INSTRUCTIONS TO FOLLOW | Make an exact copy of the records, dropping all pictures.

Figure contents as structured data:
════════════════
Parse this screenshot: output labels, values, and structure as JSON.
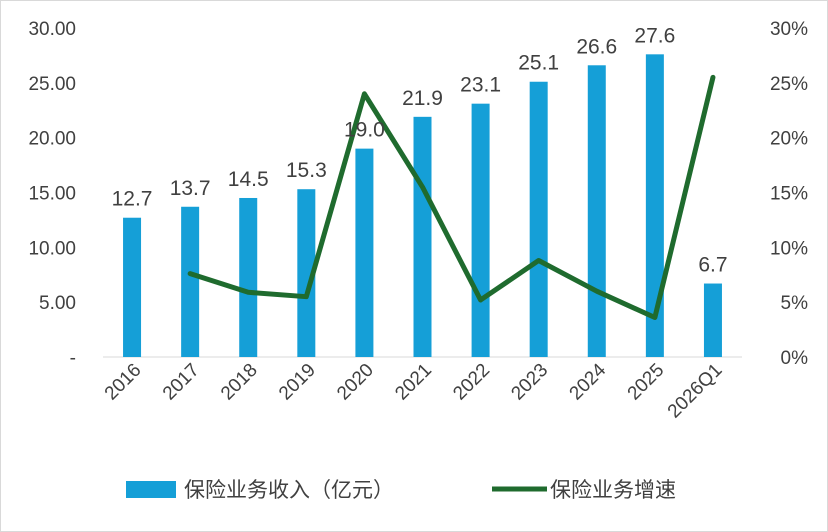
{
  "chart_data": {
    "type": "bar+line",
    "categories": [
      "2016",
      "2017",
      "2018",
      "2019",
      "2020",
      "2021",
      "2022",
      "2023",
      "2024",
      "2025",
      "2026Q1"
    ],
    "series": [
      {
        "name": "保险业务收入（亿元）",
        "type": "bar",
        "axis": "left",
        "color": "#159fd7",
        "values": [
          12.7,
          13.7,
          14.5,
          15.3,
          19.0,
          21.9,
          23.1,
          25.1,
          26.6,
          27.6,
          6.7
        ],
        "data_labels": [
          "12.7",
          "13.7",
          "14.5",
          "15.3",
          "19.0",
          "21.9",
          "23.1",
          "25.1",
          "26.6",
          "27.6",
          "6.7"
        ]
      },
      {
        "name": "保险业务增速",
        "type": "line",
        "axis": "right",
        "color": "#1f6b2e",
        "values": [
          null,
          0.076,
          0.059,
          0.055,
          0.24,
          0.155,
          0.052,
          0.088,
          0.06,
          0.036,
          0.255
        ]
      }
    ],
    "y_left": {
      "range": [
        0,
        30
      ],
      "ticks": [
        0,
        5,
        10,
        15,
        20,
        25,
        30
      ],
      "tick_labels": [
        "-",
        "5.00",
        "10.00",
        "15.00",
        "20.00",
        "25.00",
        "30.00"
      ]
    },
    "y_right": {
      "range": [
        0,
        0.3
      ],
      "ticks": [
        0,
        0.05,
        0.1,
        0.15,
        0.2,
        0.25,
        0.3
      ],
      "tick_labels": [
        "0%",
        "5%",
        "10%",
        "15%",
        "20%",
        "25%",
        "30%"
      ]
    },
    "grid": false,
    "legend": "bottom"
  }
}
════════════════
FINAL RESULT |
Parse this screenshot: output labels, values, and structure as JSON.
{
  "chart_data": {
    "type": "bar+line",
    "categories": [
      "2016",
      "2017",
      "2018",
      "2019",
      "2020",
      "2021",
      "2022",
      "2023",
      "2024",
      "2025",
      "2026Q1"
    ],
    "series": [
      {
        "name": "保险业务收入（亿元）",
        "type": "bar",
        "axis": "left",
        "color": "#159fd7",
        "values": [
          12.7,
          13.7,
          14.5,
          15.3,
          19.0,
          21.9,
          23.1,
          25.1,
          26.6,
          27.6,
          6.7
        ],
        "data_labels": [
          "12.7",
          "13.7",
          "14.5",
          "15.3",
          "19.0",
          "21.9",
          "23.1",
          "25.1",
          "26.6",
          "27.6",
          "6.7"
        ]
      },
      {
        "name": "保险业务增速",
        "type": "line",
        "axis": "right",
        "color": "#1f6b2e",
        "values": [
          null,
          0.076,
          0.059,
          0.055,
          0.24,
          0.155,
          0.052,
          0.088,
          0.06,
          0.036,
          0.255
        ]
      }
    ],
    "y_left": {
      "range": [
        0,
        30
      ],
      "ticks": [
        0,
        5,
        10,
        15,
        20,
        25,
        30
      ],
      "tick_labels": [
        "-",
        "5.00",
        "10.00",
        "15.00",
        "20.00",
        "25.00",
        "30.00"
      ]
    },
    "y_right": {
      "range": [
        0,
        0.3
      ],
      "ticks": [
        0,
        0.05,
        0.1,
        0.15,
        0.2,
        0.25,
        0.3
      ],
      "tick_labels": [
        "0%",
        "5%",
        "10%",
        "15%",
        "20%",
        "25%",
        "30%"
      ]
    },
    "grid": false,
    "legend": "bottom"
  }
}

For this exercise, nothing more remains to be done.